Stored entries —
◇ ◇ ◇ ◇ ◇

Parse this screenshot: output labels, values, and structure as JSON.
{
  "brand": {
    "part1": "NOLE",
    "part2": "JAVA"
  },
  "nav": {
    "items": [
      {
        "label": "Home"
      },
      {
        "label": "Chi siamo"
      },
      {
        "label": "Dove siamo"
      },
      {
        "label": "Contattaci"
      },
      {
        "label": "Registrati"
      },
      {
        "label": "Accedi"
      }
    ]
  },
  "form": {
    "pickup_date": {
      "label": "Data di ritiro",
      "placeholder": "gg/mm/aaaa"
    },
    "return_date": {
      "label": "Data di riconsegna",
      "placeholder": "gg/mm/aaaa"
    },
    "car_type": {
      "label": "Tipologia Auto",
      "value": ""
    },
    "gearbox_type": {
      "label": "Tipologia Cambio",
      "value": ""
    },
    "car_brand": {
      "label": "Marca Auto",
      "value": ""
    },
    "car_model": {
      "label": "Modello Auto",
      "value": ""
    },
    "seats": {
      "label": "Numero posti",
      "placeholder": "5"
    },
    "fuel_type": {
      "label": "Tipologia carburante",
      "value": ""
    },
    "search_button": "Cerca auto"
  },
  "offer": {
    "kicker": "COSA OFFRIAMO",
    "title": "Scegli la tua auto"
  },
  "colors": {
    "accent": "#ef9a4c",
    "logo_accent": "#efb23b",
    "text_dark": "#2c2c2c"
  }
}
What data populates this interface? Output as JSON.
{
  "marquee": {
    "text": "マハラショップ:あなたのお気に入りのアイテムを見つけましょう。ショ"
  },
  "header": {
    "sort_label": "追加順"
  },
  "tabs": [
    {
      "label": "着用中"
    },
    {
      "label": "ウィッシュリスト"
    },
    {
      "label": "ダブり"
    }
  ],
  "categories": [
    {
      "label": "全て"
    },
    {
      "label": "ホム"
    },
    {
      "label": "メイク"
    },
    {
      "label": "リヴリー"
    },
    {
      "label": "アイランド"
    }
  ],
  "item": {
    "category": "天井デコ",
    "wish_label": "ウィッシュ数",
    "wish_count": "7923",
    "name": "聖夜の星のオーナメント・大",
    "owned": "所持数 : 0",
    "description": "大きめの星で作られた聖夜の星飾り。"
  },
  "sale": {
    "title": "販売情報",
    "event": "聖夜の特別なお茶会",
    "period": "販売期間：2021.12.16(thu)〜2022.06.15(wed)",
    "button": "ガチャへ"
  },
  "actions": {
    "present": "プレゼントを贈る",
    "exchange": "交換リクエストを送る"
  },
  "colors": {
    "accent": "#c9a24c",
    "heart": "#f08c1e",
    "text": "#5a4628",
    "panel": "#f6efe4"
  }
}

◇ ◇ ◇ ◇ ◇

WHAT TO DO — Above are some records. Print them all exactly.

RESULT OF THIS EXERCISE —
Parse this screenshot: output labels, values, and structure as JSON.
{
  "brand": {
    "part1": "NOLE",
    "part2": "JAVA"
  },
  "nav": {
    "items": [
      {
        "label": "Home"
      },
      {
        "label": "Chi siamo"
      },
      {
        "label": "Dove siamo"
      },
      {
        "label": "Contattaci"
      },
      {
        "label": "Registrati"
      },
      {
        "label": "Accedi"
      }
    ]
  },
  "form": {
    "pickup_date": {
      "label": "Data di ritiro",
      "placeholder": "gg/mm/aaaa"
    },
    "return_date": {
      "label": "Data di riconsegna",
      "placeholder": "gg/mm/aaaa"
    },
    "car_type": {
      "label": "Tipologia Auto",
      "value": ""
    },
    "gearbox_type": {
      "label": "Tipologia Cambio",
      "value": ""
    },
    "car_brand": {
      "label": "Marca Auto",
      "value": ""
    },
    "car_model": {
      "label": "Modello Auto",
      "value": ""
    },
    "seats": {
      "label": "Numero posti",
      "placeholder": "5"
    },
    "fuel_type": {
      "label": "Tipologia carburante",
      "value": ""
    },
    "search_button": "Cerca auto"
  },
  "offer": {
    "kicker": "COSA OFFRIAMO",
    "title": "Scegli la tua auto"
  },
  "colors": {
    "accent": "#ef9a4c",
    "logo_accent": "#efb23b",
    "text_dark": "#2c2c2c"
  }
}
What data populates this interface? Output as JSON.
{
  "marquee": {
    "text": "マハラショップ:あなたのお気に入りのアイテムを見つけましょう。ショ"
  },
  "header": {
    "sort_label": "追加順"
  },
  "tabs": [
    {
      "label": "着用中"
    },
    {
      "label": "ウィッシュリスト"
    },
    {
      "label": "ダブり"
    }
  ],
  "categories": [
    {
      "label": "全て"
    },
    {
      "label": "ホム"
    },
    {
      "label": "メイク"
    },
    {
      "label": "リヴリー"
    },
    {
      "label": "アイランド"
    }
  ],
  "item": {
    "category": "天井デコ",
    "wish_label": "ウィッシュ数",
    "wish_count": "7923",
    "name": "聖夜の星のオーナメント・大",
    "owned": "所持数 : 0",
    "description": "大きめの星で作られた聖夜の星飾り。"
  },
  "sale": {
    "title": "販売情報",
    "event": "聖夜の特別なお茶会",
    "period": "販売期間：2021.12.16(thu)〜2022.06.15(wed)",
    "button": "ガチャへ"
  },
  "actions": {
    "present": "プレゼントを贈る",
    "exchange": "交換リクエストを送る"
  },
  "colors": {
    "accent": "#c9a24c",
    "heart": "#f08c1e",
    "text": "#5a4628",
    "panel": "#f6efe4"
  }
}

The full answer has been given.